**Written problem**:
Tell how many lines include the string "section". Answer with a single number.
## START Items
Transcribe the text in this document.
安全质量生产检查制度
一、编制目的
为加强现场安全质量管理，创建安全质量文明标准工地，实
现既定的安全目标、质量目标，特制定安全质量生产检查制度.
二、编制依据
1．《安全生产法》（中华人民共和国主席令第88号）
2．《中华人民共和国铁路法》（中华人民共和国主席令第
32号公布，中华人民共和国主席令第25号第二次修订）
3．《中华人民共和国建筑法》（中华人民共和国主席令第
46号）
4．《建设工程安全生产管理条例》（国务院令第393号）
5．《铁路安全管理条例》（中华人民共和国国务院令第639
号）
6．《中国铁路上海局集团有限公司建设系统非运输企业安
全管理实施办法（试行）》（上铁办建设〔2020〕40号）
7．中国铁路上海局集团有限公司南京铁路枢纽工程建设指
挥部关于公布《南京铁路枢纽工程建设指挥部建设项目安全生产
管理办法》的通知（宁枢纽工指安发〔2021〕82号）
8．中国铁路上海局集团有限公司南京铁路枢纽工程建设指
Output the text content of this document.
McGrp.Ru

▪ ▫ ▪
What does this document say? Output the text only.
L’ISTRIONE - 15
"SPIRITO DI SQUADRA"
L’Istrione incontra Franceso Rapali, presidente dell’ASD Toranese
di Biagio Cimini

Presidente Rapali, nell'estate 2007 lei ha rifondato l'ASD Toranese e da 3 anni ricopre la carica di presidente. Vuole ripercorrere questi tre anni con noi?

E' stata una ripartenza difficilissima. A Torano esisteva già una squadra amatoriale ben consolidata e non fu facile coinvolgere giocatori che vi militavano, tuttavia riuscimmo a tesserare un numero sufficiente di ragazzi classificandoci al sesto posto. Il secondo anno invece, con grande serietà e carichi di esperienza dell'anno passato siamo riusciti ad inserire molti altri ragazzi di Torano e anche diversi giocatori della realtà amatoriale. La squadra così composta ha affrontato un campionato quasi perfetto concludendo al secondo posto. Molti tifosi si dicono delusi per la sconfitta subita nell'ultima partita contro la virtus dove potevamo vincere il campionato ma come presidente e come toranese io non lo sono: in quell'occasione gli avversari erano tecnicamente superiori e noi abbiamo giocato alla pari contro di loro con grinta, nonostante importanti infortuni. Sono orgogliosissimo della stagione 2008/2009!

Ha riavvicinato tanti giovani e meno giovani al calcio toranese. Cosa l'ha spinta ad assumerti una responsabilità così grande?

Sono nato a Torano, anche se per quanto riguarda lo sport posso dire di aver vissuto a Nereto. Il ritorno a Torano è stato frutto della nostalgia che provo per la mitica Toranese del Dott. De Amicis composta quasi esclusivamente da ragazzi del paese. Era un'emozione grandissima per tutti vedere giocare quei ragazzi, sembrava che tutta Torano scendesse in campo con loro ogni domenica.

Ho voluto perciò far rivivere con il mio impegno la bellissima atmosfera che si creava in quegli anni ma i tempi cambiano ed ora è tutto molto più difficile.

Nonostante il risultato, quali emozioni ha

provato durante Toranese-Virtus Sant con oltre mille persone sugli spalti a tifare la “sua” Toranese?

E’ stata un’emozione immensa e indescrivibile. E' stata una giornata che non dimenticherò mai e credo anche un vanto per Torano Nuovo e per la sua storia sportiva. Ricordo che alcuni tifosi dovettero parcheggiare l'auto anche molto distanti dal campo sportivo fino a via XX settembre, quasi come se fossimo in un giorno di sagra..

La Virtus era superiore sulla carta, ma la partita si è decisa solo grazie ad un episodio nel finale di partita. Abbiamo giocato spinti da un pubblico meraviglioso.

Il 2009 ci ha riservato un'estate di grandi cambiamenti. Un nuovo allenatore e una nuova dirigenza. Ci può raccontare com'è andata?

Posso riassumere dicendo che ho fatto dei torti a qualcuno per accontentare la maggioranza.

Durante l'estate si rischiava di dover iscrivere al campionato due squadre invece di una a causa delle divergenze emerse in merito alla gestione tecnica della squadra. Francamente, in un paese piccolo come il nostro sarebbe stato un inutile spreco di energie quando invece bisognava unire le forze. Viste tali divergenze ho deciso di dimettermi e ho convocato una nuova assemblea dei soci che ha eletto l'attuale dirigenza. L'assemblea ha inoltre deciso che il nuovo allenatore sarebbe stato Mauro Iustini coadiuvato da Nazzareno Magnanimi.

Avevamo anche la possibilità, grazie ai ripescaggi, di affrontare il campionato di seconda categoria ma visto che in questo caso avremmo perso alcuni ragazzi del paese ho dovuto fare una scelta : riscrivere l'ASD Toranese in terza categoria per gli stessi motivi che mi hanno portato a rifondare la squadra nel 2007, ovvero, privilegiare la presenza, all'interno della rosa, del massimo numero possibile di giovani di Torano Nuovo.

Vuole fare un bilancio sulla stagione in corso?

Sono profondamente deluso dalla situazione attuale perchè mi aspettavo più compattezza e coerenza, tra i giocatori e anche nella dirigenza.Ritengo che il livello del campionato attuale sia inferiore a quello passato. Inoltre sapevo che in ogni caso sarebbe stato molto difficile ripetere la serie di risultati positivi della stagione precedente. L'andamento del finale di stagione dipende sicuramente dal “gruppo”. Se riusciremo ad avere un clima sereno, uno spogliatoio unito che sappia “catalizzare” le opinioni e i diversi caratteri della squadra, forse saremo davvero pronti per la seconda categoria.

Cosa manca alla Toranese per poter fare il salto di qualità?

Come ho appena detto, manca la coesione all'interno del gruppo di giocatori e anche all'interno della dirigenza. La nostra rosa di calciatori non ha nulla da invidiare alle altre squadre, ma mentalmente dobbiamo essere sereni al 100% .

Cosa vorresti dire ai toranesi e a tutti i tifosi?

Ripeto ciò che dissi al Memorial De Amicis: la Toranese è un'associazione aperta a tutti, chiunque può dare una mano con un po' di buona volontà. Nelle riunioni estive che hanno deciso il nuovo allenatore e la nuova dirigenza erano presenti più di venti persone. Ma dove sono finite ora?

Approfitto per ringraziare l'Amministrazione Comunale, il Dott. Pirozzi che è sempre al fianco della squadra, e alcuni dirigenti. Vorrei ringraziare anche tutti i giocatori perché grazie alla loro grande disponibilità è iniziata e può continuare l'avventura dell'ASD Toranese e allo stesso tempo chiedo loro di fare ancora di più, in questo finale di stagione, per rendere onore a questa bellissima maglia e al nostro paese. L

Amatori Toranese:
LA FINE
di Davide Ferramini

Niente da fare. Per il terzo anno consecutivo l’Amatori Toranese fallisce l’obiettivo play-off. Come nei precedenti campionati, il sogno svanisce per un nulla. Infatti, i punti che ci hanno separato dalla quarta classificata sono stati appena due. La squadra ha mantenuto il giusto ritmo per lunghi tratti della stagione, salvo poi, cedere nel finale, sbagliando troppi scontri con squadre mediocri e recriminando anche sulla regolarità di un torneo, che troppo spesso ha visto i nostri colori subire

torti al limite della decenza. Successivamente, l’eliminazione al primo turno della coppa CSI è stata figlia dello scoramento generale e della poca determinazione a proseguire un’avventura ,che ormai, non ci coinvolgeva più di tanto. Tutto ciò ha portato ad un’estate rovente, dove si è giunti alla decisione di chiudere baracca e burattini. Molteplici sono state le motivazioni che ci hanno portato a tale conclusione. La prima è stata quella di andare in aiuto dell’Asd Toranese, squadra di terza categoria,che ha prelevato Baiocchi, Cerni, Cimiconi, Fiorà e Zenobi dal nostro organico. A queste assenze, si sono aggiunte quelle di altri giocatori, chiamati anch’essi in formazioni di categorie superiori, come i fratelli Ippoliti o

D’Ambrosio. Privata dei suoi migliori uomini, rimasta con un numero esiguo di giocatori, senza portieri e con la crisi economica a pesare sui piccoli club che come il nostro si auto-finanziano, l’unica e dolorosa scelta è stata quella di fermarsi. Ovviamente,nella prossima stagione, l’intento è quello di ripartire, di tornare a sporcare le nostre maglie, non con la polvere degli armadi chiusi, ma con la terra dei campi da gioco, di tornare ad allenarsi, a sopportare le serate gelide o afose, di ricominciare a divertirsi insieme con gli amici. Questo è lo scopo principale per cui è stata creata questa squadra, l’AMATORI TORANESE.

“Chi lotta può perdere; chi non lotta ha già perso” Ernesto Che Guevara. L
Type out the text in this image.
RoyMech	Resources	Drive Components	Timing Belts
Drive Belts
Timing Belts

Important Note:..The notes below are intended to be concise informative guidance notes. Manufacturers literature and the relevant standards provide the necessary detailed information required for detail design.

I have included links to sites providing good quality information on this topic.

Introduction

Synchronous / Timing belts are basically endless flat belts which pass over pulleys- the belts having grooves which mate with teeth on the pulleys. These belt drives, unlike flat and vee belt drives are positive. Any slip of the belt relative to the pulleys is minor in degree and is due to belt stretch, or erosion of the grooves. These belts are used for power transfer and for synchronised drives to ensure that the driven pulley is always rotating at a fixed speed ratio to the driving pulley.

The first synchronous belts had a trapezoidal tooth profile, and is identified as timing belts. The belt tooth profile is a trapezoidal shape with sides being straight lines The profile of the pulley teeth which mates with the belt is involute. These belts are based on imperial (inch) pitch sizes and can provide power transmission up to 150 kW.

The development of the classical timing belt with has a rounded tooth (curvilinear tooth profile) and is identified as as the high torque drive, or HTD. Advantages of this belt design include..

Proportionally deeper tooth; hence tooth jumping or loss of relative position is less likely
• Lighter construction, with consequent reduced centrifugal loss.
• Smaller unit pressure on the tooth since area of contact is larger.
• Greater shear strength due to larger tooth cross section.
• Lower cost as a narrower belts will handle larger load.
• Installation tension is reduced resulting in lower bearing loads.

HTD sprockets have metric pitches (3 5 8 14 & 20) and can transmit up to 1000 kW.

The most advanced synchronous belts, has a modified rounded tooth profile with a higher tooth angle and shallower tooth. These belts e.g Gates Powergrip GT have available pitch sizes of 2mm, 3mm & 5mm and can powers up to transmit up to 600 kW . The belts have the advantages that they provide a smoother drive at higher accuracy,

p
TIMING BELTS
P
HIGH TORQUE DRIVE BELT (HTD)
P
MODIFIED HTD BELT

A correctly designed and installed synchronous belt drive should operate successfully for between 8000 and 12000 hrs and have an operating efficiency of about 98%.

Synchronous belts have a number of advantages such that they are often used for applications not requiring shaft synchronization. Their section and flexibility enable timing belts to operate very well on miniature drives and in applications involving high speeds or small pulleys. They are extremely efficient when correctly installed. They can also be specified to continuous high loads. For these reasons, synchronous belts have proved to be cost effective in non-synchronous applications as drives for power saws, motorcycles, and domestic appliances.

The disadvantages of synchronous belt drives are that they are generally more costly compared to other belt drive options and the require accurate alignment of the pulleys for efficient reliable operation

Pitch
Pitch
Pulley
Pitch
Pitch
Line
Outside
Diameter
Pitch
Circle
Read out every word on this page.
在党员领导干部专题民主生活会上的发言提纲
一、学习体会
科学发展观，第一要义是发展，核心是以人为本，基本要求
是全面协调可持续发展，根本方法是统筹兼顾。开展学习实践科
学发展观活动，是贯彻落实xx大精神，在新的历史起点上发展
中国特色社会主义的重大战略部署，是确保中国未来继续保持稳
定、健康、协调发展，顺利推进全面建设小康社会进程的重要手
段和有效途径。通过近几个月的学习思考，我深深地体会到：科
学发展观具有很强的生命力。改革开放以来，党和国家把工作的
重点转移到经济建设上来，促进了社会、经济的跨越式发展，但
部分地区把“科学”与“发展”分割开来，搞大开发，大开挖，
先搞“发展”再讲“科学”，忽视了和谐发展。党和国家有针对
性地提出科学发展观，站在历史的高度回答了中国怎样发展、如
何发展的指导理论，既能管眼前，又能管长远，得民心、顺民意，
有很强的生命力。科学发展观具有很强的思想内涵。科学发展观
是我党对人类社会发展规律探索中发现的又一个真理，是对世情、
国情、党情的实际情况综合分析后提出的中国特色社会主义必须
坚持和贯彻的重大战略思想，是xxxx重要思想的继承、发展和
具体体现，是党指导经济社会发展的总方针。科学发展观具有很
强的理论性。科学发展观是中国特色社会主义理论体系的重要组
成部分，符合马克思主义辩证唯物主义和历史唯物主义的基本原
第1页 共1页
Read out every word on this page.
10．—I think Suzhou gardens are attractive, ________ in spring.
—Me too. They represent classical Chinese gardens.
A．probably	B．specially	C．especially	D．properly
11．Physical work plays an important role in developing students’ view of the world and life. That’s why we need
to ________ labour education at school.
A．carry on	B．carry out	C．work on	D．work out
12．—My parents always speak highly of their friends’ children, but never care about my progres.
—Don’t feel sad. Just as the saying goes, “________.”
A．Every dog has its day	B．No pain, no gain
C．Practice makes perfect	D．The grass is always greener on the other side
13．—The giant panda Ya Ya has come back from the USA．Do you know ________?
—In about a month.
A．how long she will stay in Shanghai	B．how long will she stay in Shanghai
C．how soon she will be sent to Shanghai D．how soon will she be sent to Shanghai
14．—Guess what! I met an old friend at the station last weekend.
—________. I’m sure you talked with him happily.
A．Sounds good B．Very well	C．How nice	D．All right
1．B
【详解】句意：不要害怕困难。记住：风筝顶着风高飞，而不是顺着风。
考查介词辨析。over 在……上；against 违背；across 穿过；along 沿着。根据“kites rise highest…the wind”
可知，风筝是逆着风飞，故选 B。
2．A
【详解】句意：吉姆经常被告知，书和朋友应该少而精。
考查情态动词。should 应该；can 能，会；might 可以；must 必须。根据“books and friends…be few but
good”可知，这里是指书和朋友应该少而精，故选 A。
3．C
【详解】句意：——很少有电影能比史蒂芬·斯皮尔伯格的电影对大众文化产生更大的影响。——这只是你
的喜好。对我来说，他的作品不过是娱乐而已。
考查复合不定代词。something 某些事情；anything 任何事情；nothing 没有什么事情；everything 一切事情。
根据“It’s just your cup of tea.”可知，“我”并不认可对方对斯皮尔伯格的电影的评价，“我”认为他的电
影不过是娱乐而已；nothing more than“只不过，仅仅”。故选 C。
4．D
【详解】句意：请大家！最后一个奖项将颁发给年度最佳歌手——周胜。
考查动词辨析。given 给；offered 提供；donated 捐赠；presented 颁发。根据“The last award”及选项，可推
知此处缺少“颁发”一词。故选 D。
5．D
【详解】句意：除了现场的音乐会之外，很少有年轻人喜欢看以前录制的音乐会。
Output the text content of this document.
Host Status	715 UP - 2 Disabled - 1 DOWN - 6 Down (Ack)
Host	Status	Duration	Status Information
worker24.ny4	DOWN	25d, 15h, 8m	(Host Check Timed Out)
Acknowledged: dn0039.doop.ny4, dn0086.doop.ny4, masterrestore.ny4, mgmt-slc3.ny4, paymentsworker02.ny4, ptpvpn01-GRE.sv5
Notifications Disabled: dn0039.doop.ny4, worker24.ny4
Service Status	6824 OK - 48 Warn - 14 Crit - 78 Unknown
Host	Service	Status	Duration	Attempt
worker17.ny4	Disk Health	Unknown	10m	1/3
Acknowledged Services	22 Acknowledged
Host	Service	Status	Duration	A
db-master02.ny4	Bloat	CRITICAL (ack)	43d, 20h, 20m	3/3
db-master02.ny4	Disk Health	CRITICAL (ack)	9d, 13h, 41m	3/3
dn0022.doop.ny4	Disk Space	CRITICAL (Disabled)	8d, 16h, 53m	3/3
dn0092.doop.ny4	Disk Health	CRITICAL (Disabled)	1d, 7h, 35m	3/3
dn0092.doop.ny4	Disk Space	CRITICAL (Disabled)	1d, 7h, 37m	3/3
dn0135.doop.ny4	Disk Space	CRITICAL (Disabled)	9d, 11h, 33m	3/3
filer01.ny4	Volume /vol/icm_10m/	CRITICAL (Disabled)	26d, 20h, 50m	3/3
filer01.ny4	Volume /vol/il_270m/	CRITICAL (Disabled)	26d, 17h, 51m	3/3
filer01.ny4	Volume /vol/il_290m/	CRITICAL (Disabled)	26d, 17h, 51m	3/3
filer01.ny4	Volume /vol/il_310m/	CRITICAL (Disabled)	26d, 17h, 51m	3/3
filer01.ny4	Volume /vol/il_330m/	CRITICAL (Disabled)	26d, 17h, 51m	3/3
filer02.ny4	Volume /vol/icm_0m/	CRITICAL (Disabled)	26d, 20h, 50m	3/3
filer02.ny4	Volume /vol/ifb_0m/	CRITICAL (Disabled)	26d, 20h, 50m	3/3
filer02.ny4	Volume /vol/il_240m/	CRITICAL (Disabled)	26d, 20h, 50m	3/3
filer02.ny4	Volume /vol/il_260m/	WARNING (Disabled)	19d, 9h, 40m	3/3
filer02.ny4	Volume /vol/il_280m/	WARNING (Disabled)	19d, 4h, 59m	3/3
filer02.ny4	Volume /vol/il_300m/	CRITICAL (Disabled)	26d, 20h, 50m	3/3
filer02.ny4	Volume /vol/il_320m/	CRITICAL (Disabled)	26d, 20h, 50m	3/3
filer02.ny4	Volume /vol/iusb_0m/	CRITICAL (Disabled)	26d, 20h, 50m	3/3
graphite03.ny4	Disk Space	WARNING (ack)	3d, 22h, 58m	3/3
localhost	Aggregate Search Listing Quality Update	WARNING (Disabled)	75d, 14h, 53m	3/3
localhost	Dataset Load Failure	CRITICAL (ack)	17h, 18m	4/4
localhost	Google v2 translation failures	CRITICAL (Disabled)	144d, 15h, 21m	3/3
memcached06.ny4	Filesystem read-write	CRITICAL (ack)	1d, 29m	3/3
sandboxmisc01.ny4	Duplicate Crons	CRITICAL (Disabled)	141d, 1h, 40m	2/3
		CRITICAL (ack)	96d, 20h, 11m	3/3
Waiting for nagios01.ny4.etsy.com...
## END Items
**Problem solution**:
2